Using the data below, repeat all of it precisely.

* Start DATA IN THIS EXERCISE *

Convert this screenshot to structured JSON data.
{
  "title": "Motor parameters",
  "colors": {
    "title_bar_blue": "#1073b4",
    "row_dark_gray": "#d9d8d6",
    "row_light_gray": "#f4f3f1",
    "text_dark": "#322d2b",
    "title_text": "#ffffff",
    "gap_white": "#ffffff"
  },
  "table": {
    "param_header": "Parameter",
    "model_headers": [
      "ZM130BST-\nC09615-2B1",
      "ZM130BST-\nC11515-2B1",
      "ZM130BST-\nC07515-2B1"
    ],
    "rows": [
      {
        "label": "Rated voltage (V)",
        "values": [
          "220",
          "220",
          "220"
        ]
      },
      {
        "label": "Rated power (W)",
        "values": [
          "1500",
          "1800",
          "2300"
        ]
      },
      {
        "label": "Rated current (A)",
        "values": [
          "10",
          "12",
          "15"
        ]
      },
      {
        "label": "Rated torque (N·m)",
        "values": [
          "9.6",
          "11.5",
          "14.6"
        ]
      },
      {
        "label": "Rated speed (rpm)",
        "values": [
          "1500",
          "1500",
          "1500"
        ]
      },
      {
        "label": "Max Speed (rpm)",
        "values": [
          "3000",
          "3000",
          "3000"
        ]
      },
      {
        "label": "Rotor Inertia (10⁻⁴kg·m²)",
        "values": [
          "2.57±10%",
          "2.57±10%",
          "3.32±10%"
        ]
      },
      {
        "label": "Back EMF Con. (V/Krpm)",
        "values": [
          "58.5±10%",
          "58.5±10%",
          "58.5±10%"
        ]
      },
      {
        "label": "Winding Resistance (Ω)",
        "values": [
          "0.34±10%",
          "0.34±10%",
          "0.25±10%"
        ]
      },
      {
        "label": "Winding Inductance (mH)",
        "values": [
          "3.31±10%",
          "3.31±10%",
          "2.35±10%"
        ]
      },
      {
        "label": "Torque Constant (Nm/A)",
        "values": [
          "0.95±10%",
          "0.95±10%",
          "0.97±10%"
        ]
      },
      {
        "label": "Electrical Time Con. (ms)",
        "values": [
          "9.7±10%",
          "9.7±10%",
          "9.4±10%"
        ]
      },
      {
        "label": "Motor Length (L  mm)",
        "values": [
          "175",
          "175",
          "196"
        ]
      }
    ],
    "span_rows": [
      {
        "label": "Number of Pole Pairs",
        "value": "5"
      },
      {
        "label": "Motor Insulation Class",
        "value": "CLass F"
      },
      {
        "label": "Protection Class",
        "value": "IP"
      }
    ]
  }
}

* End DATA IN THIS EXERCISE *

EXPECTED OUTPUT →
Convert this screenshot to structured JSON data.
{
  "title": "Motor parameters",
  "colors": {
    "title_bar_blue": "#1073b4",
    "row_dark_gray": "#d9d8d6",
    "row_light_gray": "#f4f3f1",
    "text_dark": "#322d2b",
    "title_text": "#ffffff",
    "gap_white": "#ffffff"
  },
  "table": {
    "param_header": "Parameter",
    "model_headers": [
      "ZM130BST-\nC09615-2B1",
      "ZM130BST-\nC11515-2B1",
      "ZM130BST-\nC07515-2B1"
    ],
    "rows": [
      {
        "label": "Rated voltage (V)",
        "values": [
          "220",
          "220",
          "220"
        ]
      },
      {
        "label": "Rated power (W)",
        "values": [
          "1500",
          "1800",
          "2300"
        ]
      },
      {
        "label": "Rated current (A)",
        "values": [
          "10",
          "12",
          "15"
        ]
      },
      {
        "label": "Rated torque (N·m)",
        "values": [
          "9.6",
          "11.5",
          "14.6"
        ]
      },
      {
        "label": "Rated speed (rpm)",
        "values": [
          "1500",
          "1500",
          "1500"
        ]
      },
      {
        "label": "Max Speed (rpm)",
        "values": [
          "3000",
          "3000",
          "3000"
        ]
      },
      {
        "label": "Rotor Inertia (10⁻⁴kg·m²)",
        "values": [
          "2.57±10%",
          "2.57±10%",
          "3.32±10%"
        ]
      },
      {
        "label": "Back EMF Con. (V/Krpm)",
        "values": [
          "58.5±10%",
          "58.5±10%",
          "58.5±10%"
        ]
      },
      {
        "label": "Winding Resistance (Ω)",
        "values": [
          "0.34±10%",
          "0.34±10%",
          "0.25±10%"
        ]
      },
      {
        "label": "Winding Inductance (mH)",
        "values": [
          "3.31±10%",
          "3.31±10%",
          "2.35±10%"
        ]
      },
      {
        "label": "Torque Constant (Nm/A)",
        "values": [
          "0.95±10%",
          "0.95±10%",
          "0.97±10%"
        ]
      },
      {
        "label": "Electrical Time Con. (ms)",
        "values": [
          "9.7±10%",
          "9.7±10%",
          "9.4±10%"
        ]
      },
      {
        "label": "Motor Length (L  mm)",
        "values": [
          "175",
          "175",
          "196"
        ]
      }
    ],
    "span_rows": [
      {
        "label": "Number of Pole Pairs",
        "value": "5"
      },
      {
        "label": "Motor Insulation Class",
        "value": "CLass F"
      },
      {
        "label": "Protection Class",
        "value": "IP"
      }
    ]
  }
}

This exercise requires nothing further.